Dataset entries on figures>
·····

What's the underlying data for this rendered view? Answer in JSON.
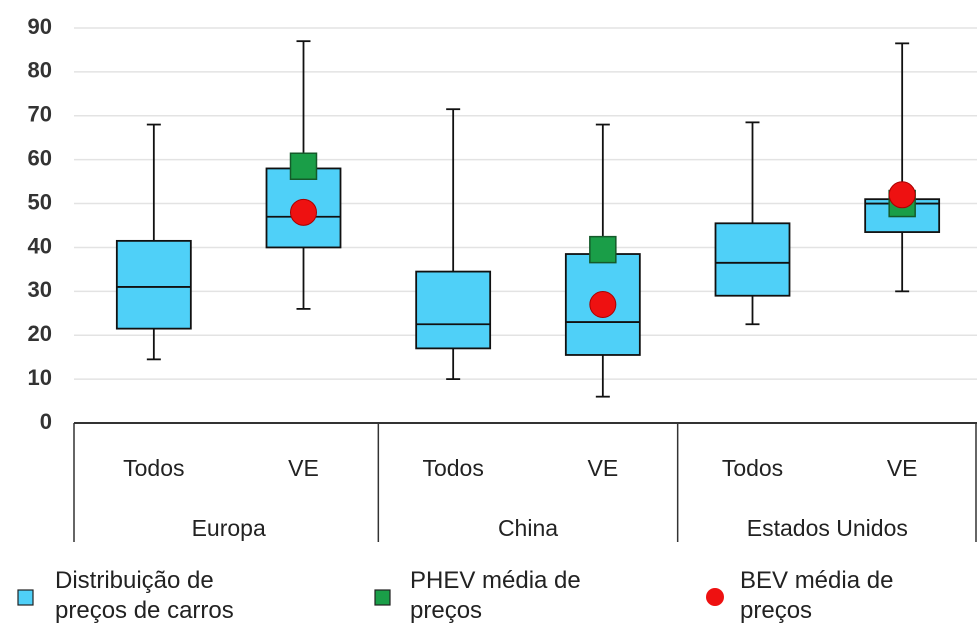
{
  "chart_data": {
    "type": "box",
    "categories": [
      "Todos",
      "VE",
      "Todos",
      "VE",
      "Todos",
      "VE"
    ],
    "groups": [
      "Europa",
      "China",
      "Estados Unidos"
    ],
    "ylim": [
      0,
      90
    ],
    "yticks": [
      0,
      10,
      20,
      30,
      40,
      50,
      60,
      70,
      80,
      90
    ],
    "grid": true,
    "series": [
      {
        "name": "Distribuição de preços de carros",
        "color": "#4fd0f8",
        "kind": "box",
        "min": [
          14.5,
          26,
          10,
          6,
          22.5,
          30
        ],
        "q1": [
          21.5,
          40,
          17,
          15.5,
          29,
          43.5
        ],
        "median": [
          31,
          47,
          22.5,
          23,
          36.5,
          50
        ],
        "q3": [
          41.5,
          58,
          34.5,
          38.5,
          45.5,
          51
        ],
        "max": [
          68,
          87,
          71.5,
          68,
          68.5,
          86.5
        ]
      },
      {
        "name": "PHEV média de preços",
        "color": "#1a9e48",
        "kind": "square",
        "values": [
          null,
          58.5,
          null,
          39.5,
          null,
          50
        ]
      },
      {
        "name": "BEV média de preços",
        "color": "#ee1111",
        "kind": "circle",
        "values": [
          null,
          48,
          null,
          27,
          null,
          52
        ]
      }
    ]
  }
}
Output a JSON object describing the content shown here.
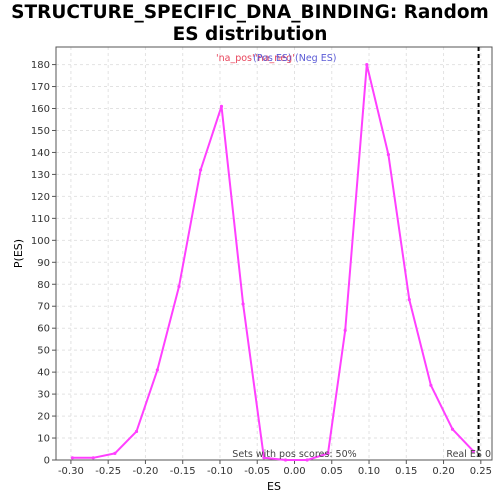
{
  "chart_data": {
    "type": "line",
    "title": "STRUCTURE_SPECIFIC_DNA_BINDING: Random ES distribution",
    "xlabel": "ES",
    "ylabel": "P(ES)",
    "xlim": [
      -0.32,
      0.265
    ],
    "ylim": [
      0,
      188
    ],
    "x_ticks": [
      -0.3,
      -0.25,
      -0.2,
      -0.15,
      -0.1,
      -0.05,
      0.0,
      0.05,
      0.1,
      0.15,
      0.2,
      0.25
    ],
    "x_tick_labels": [
      "-0.30",
      "-0.25",
      "-0.20",
      "-0.15",
      "-0.10",
      "-0.05",
      "0.00",
      "0.05",
      "0.10",
      "0.15",
      "0.20",
      "0.25"
    ],
    "y_ticks": [
      0,
      10,
      20,
      30,
      40,
      50,
      60,
      70,
      80,
      90,
      100,
      110,
      120,
      130,
      140,
      150,
      160,
      170,
      180
    ],
    "grid": true,
    "legend": {
      "placement": "top-center",
      "entries": [
        {
          "label": "'na_pos'",
          "color": "#e8435a"
        },
        {
          "label": "'na_neg'",
          "color": "#e8435a"
        },
        {
          "label": "(Pos ES)",
          "color": "#5b5bd6"
        },
        {
          "label": "(Neg ES)",
          "color": "#5b5bd6"
        }
      ]
    },
    "series": [
      {
        "color": "#ff40ff",
        "x": [
          -0.298,
          -0.27,
          -0.241,
          -0.212,
          -0.184,
          -0.155,
          -0.126,
          -0.098,
          -0.069,
          -0.041,
          -0.012,
          0.017,
          0.045,
          0.068,
          0.097,
          0.126,
          0.154,
          0.183,
          0.212,
          0.24
        ],
        "y": [
          1,
          1,
          3,
          13,
          41,
          79,
          132,
          161,
          71,
          1,
          0,
          0,
          3,
          59,
          180,
          139,
          73,
          34,
          14,
          4
        ]
      }
    ],
    "real_es": {
      "x": 0.247,
      "label": "Real ES 0"
    },
    "annotation": "Sets with pos scores: 50%"
  }
}
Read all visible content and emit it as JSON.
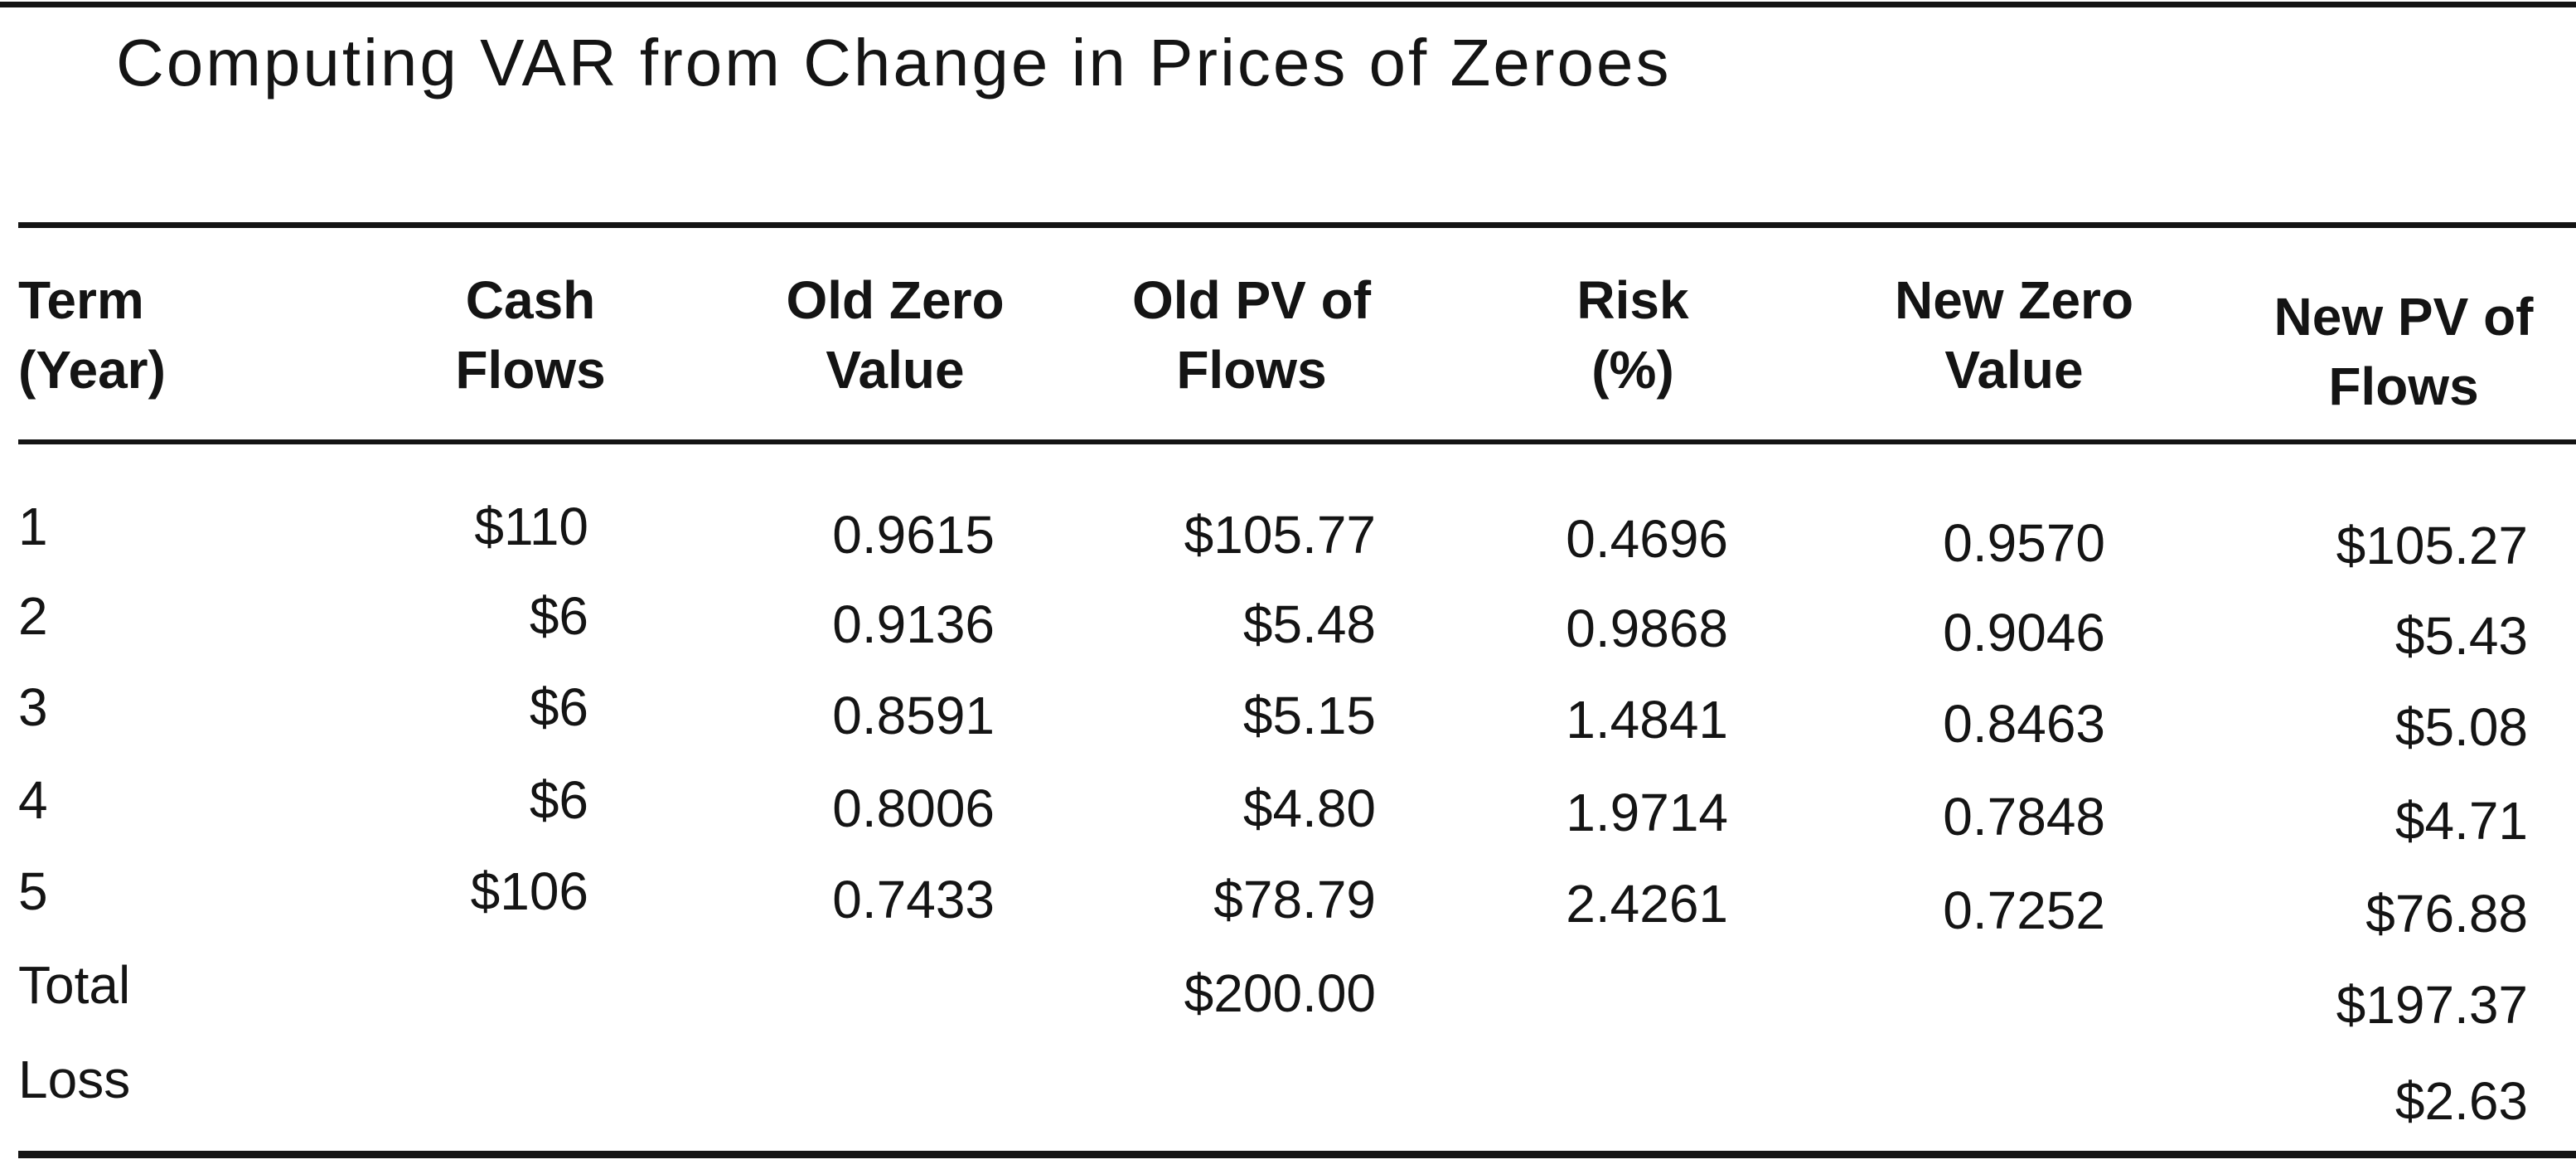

·····

Check each line above for the word "content" and give the number of lines that have it, nothing else.

2